* **Written problem**
In the passage about Stanley Uris, rewrite the portion starting at "It’s a horrifying" and ending at "ever was before.", changing "frightening" to "terrifying".
===== Supplied passage
Which brings me to Stanley Uris, played in It: Chapter One by Wyatt Oleff and in the follow-up by Andy Bean. In the second half of the story, when Pennywise the Clown reemerges and The Losers Club is recalled to their hometown to finish what they started, everyone returns except Stanley. That’s because Stanley opts to kill himself rather than confront the horrors all over again. He gets the phone call, he immediately goes upstairs, he draws himself a bath, and he ends his own life.
It’s a horrifying tragedy, and it also serves a dramatic function. It reminds us that although the Losers defeated Pennywise at the end of Chapter 1, that confrontation took its toll, and even the thought of going through it again may be too frightening to bear. The stakes are raised right at the beginning of the film, the Losers are already down one member, and although we know he’s not omnipotent, it may be harder to defeat Pennywise now than it ever was before.
But, as we learn at the very end of It: Chapter Two, we didn’t see Stanley’s whole story. In the new movies, Stanley didn’t kill himself because his recovered memories were too much to bear, or because he was so frightened that he made a terrible, instinctive choice. No, it turns out – as Stanely himself reveals in handwritten letters he sent to all the other Losers – he killed himself in an act of pure logic.
==========
===== Stored data
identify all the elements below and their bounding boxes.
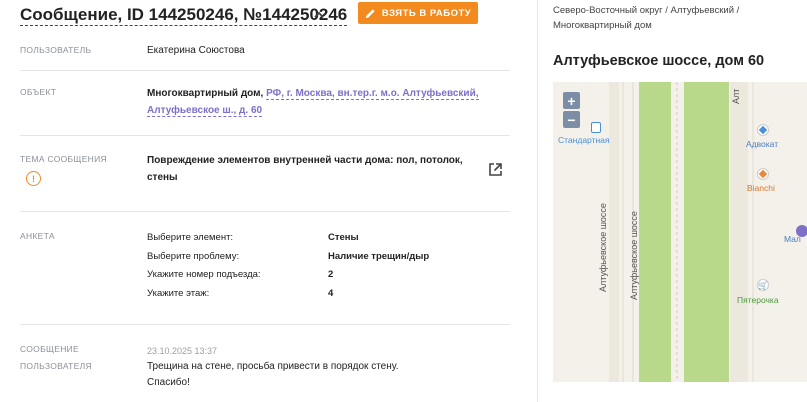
==========
* **The completed task**
It’s a horrifying tragedy, and it also serves a dramatic function. It reminds us that although the Losers defeated Pennywise at the end of Chapter 1, that confrontation took its toll, and even the thought of going through it again may be too terrifying to bear. The stakes are raised right at the beginning of the film, the Losers are already down one member, and although we know he’s not omnipotent, it may be harder to defeat Pennywise now than it ever was before.